**Written request**
List all the lines in these records that hold "series".

══════════

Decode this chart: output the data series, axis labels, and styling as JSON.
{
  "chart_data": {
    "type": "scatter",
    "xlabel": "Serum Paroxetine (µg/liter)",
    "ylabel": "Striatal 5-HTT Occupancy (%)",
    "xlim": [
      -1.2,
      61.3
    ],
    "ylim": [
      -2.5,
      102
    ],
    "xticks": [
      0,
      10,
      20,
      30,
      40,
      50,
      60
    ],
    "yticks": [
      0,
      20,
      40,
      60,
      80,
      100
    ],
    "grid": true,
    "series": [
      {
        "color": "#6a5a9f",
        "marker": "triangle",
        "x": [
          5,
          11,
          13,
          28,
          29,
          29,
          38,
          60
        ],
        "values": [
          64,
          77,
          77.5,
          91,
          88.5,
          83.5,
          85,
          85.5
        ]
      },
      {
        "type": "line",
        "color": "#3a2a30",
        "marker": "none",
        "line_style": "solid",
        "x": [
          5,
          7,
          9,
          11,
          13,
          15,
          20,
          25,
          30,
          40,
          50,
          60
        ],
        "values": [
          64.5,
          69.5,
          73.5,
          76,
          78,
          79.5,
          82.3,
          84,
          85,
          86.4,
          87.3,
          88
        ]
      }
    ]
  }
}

══════════

**The completed task**
Decode this chart: output the data series, axis labels, and styling as JSON.
    "series": [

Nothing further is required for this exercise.